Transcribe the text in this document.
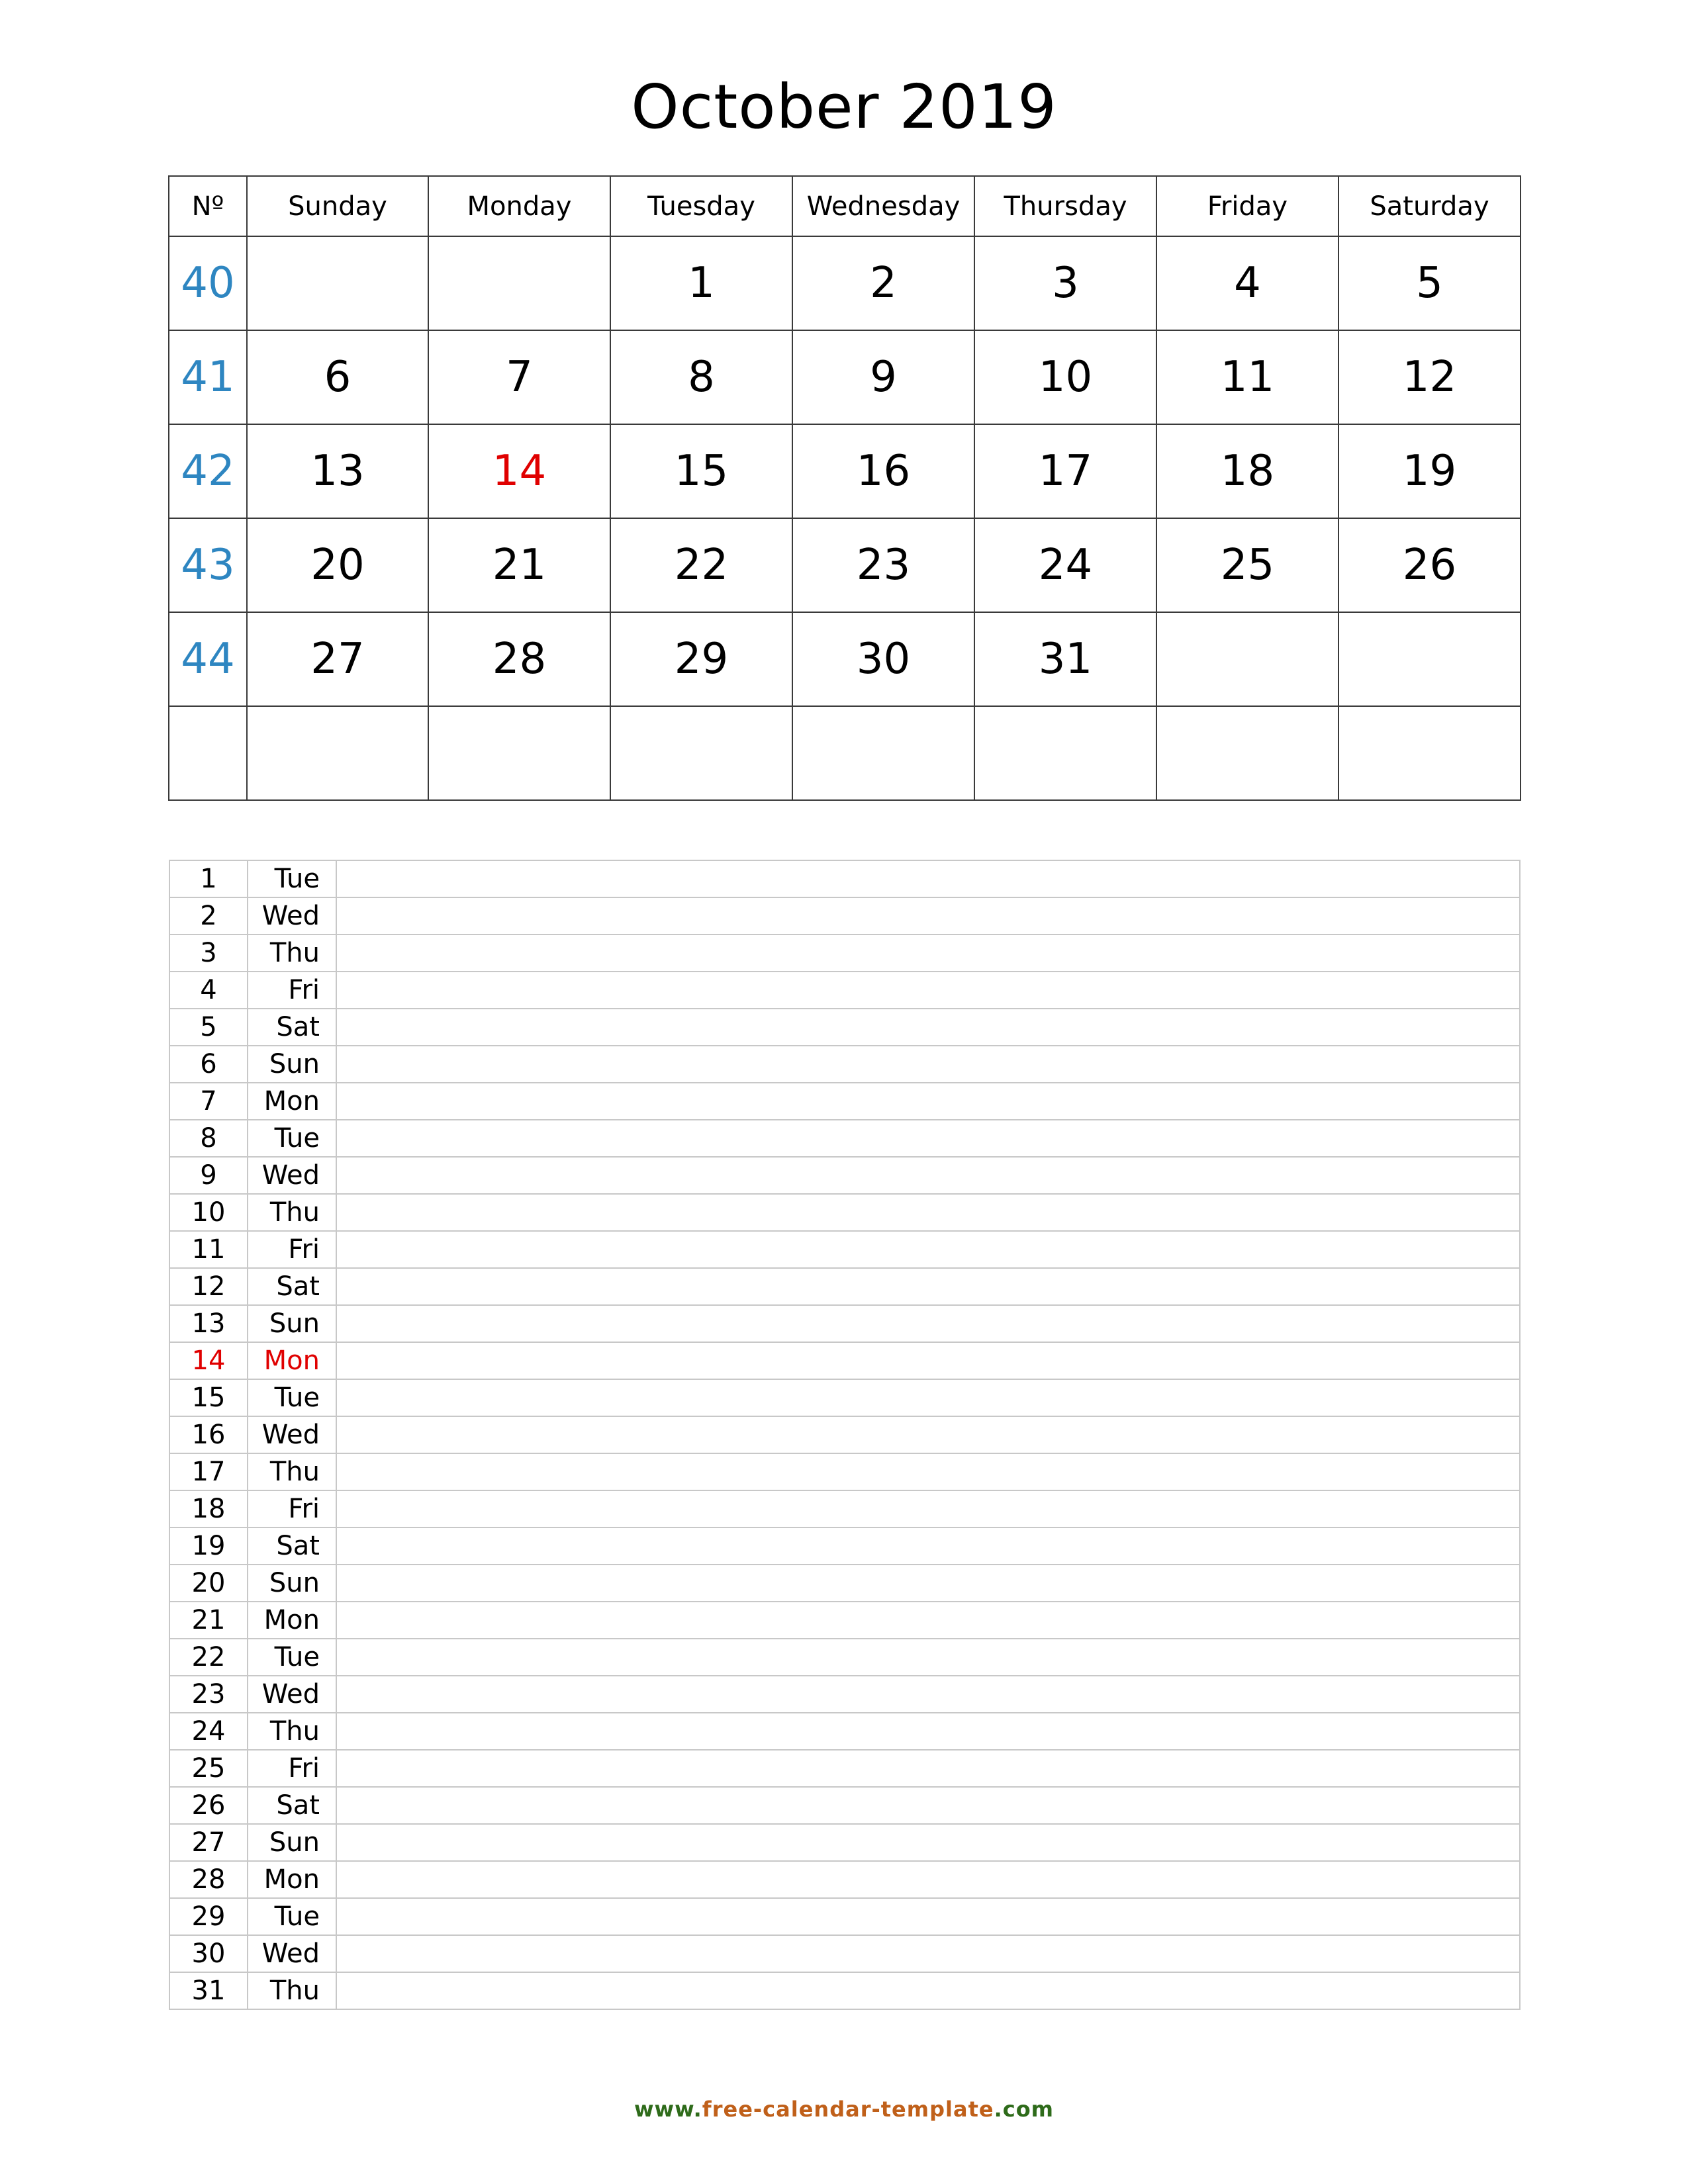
October 2019
Nº	Sunday	Monday	Tuesday	Wednesday	Thursday	Friday	Saturday
40			1	2	3	4	5
41	6	7	8	9	10	11	12
42	13	14	15	16	17	18	19
43	20	21	22	23	24	25	26
44	27	28	29	30	31		

1	Tue	
2	Wed	
3	Thu	
4	Fri	
5	Sat	
6	Sun	
7	Mon	
8	Tue	
9	Wed	
10	Thu	
11	Fri	
12	Sat	
13	Sun	
14	Mon	
15	Tue	
16	Wed	
17	Thu	
18	Fri	
19	Sat	
20	Sun	
21	Mon	
22	Tue	
23	Wed	
24	Thu	
25	Fri	
26	Sat	
27	Sun	
28	Mon	
29	Tue	
30	Wed	
31	Thu	
www.free-calendar-template.com
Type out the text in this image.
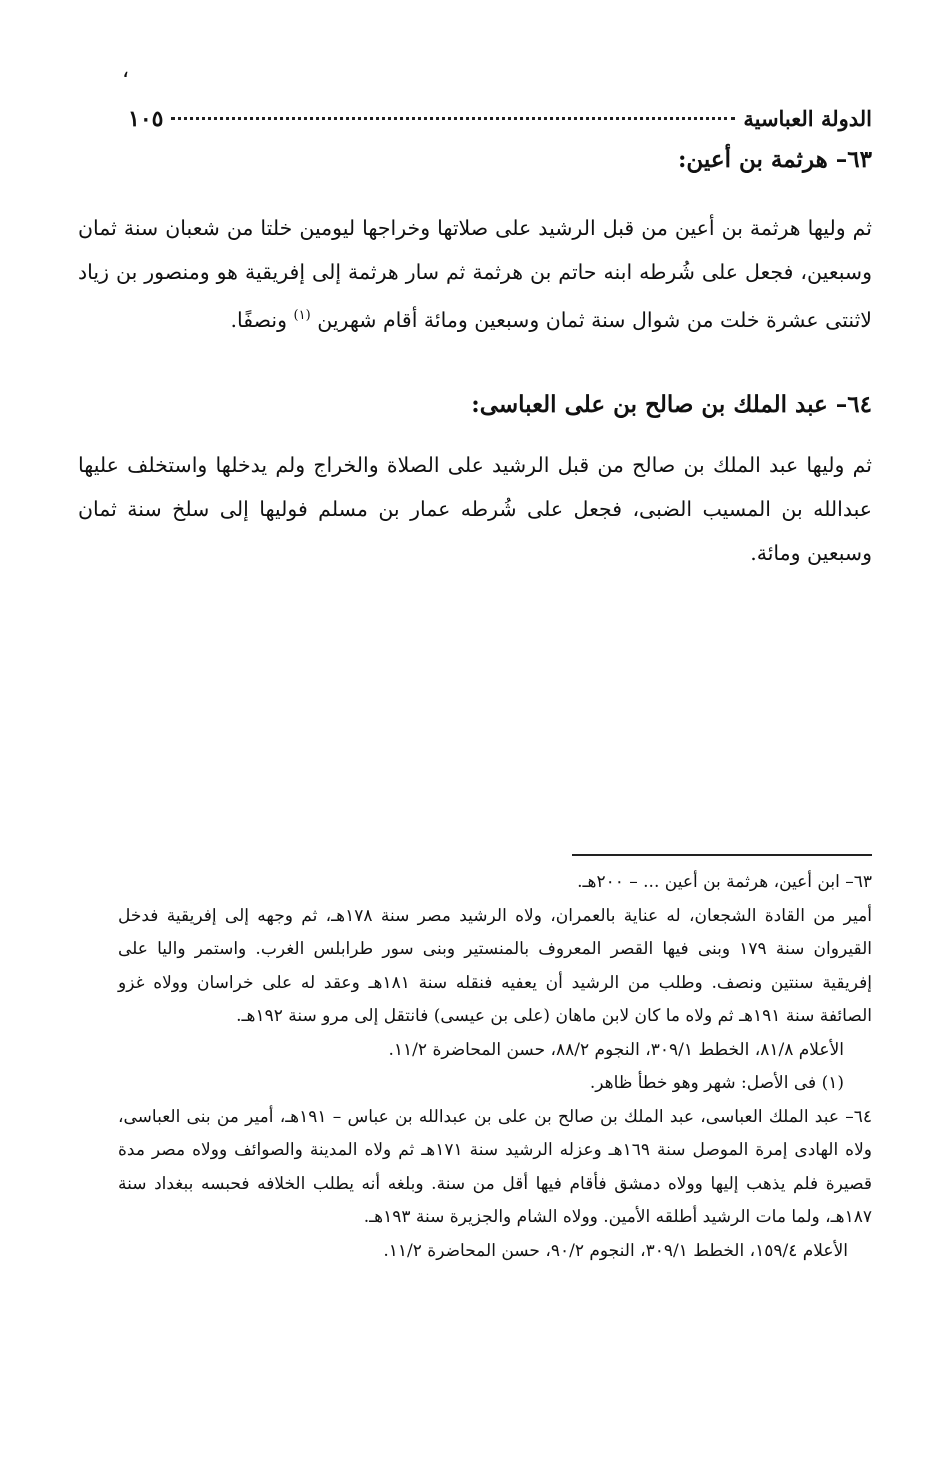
،
الدولة العباسية
١٠٥
٦٣– هرثمة بن أعين:
ثم وليها هرثمة بن أعين من قبل الرشيد على صلاتها وخراجها ليومين خلتا من شعبان سنة ثمان وسبعين، فجعل على شُرطه ابنه حاتم بن هرثمة ثم سار هرثمة إلى إفريقية هو ومنصور بن زياد لاثنتى عشرة خلت من شوال سنة ثمان وسبعين ومائة أقام شهرين $^{(١)}$ ونصفًا.
٦٤– عبد الملك بن صالح بن على العباسى:
ثم وليها عبد الملك بن صالح من قبل الرشيد على الصلاة والخراج ولم يدخلها واستخلف عليها عبدالله بن المسيب الضبى، فجعل على شُرطه عمار بن مسلم فوليها إلى سلخ سنة ثمان وسبعين ومائة.
٦٣– ابن أعين، هرثمة بن أعين ... – ٢٠٠هـ.
أمير من القادة الشجعان، له عناية بالعمران، ولاه الرشيد مصر سنة ١٧٨هـ، ثم وجهه إلى إفريقية فدخل القيروان سنة ١٧٩ وبنى فيها القصر المعروف بالمنستير وبنى سور طرابلس الغرب. واستمر واليا على إفريقية سنتين ونصف. وطلب من الرشيد أن يعفيه فنقله سنة ١٨١هـ وعقد له على خراسان وولاه غزو الصائفة سنة ١٩١هـ ثم ولاه ما كان لابن ماهان (على بن عيسى) فانتقل إلى مرو سنة ١٩٢هـ.
الأعلام ٨١/٨، الخطط ٣٠٩/١، النجوم ٨٨/٢، حسن المحاضرة ١١/٢.
(١) فى الأصل: شهر وهو خطأ ظاهر.
٦٤– عبد الملك العباسى، عبد الملك بن صالح بن على بن عبدالله بن عباس – ١٩١هـ، أمير من بنى العباسى، ولاه الهادى إمرة الموصل سنة ١٦٩هـ وعزله الرشيد سنة ١٧١هـ ثم ولاه المدينة والصوائف وولاه مصر مدة قصيرة فلم يذهب إليها وولاه دمشق فأقام فيها أقل من سنة. وبلغه أنه يطلب الخلافه فحبسه ببغداد سنة ١٨٧هـ، ولما مات الرشيد أطلقه الأمين. وولاه الشام والجزيرة سنة ١٩٣هـ.
الأعلام ١٥٩/٤، الخطط ٣٠٩/١، النجوم ٩٠/٢، حسن المحاضرة ١١/٢.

• _REQUEST_
Output every entry verbatim. Pictures do not belong in the copy.

• _FINAL RESULT_
Transcribe the text in this document.
October 2019
Nº	Sunday	Monday	Tuesday	Wednesday	Thursday	Friday	Saturday
40			1	2	3	4	5
41	6	7	8	9	10	11	12
42	13	14	15	16	17	18	19
43	20	21	22	23	24	25	26
44	27	28	29	30	31		

1	Tue	
2	Wed	
3	Thu	
4	Fri	
5	Sat	
6	Sun	
7	Mon	
8	Tue	
9	Wed	
10	Thu	
11	Fri	
12	Sat	
13	Sun	
14	Mon	
15	Tue	
16	Wed	
17	Thu	
18	Fri	
19	Sat	
20	Sun	
21	Mon	
22	Tue	
23	Wed	
24	Thu	
25	Fri	
26	Sat	
27	Sun	
28	Mon	
29	Tue	
30	Wed	
31	Thu	
www.free-calendar-template.com
Type out the text in this image.
،
الدولة العباسية
١٠٥
٦٣– هرثمة بن أعين:
ثم وليها هرثمة بن أعين من قبل الرشيد على صلاتها وخراجها ليومين خلتا من شعبان سنة ثمان وسبعين، فجعل على شُرطه ابنه حاتم بن هرثمة ثم سار هرثمة إلى إفريقية هو ومنصور بن زياد لاثنتى عشرة خلت من شوال سنة ثمان وسبعين ومائة أقام شهرين $^{(١)}$ ونصفًا.
٦٤– عبد الملك بن صالح بن على العباسى:
ثم وليها عبد الملك بن صالح من قبل الرشيد على الصلاة والخراج ولم يدخلها واستخلف عليها عبدالله بن المسيب الضبى، فجعل على شُرطه عمار بن مسلم فوليها إلى سلخ سنة ثمان وسبعين ومائة.
٦٣– ابن أعين، هرثمة بن أعين ... – ٢٠٠هـ.
أمير من القادة الشجعان، له عناية بالعمران، ولاه الرشيد مصر سنة ١٧٨هـ، ثم وجهه إلى إفريقية فدخل القيروان سنة ١٧٩ وبنى فيها القصر المعروف بالمنستير وبنى سور طرابلس الغرب. واستمر واليا على إفريقية سنتين ونصف. وطلب من الرشيد أن يعفيه فنقله سنة ١٨١هـ وعقد له على خراسان وولاه غزو الصائفة سنة ١٩١هـ ثم ولاه ما كان لابن ماهان (على بن عيسى) فانتقل إلى مرو سنة ١٩٢هـ.
الأعلام ٨١/٨، الخطط ٣٠٩/١، النجوم ٨٨/٢، حسن المحاضرة ١١/٢.
(١) فى الأصل: شهر وهو خطأ ظاهر.
٦٤– عبد الملك العباسى، عبد الملك بن صالح بن على بن عبدالله بن عباس – ١٩١هـ، أمير من بنى العباسى، ولاه الهادى إمرة الموصل سنة ١٦٩هـ وعزله الرشيد سنة ١٧١هـ ثم ولاه المدينة والصوائف وولاه مصر مدة قصيرة فلم يذهب إليها وولاه دمشق فأقام فيها أقل من سنة. وبلغه أنه يطلب الخلافه فحبسه ببغداد سنة ١٨٧هـ، ولما مات الرشيد أطلقه الأمين. وولاه الشام والجزيرة سنة ١٩٣هـ.
الأعلام ١٥٩/٤، الخطط ٣٠٩/١، النجوم ٩٠/٢، حسن المحاضرة ١١/٢.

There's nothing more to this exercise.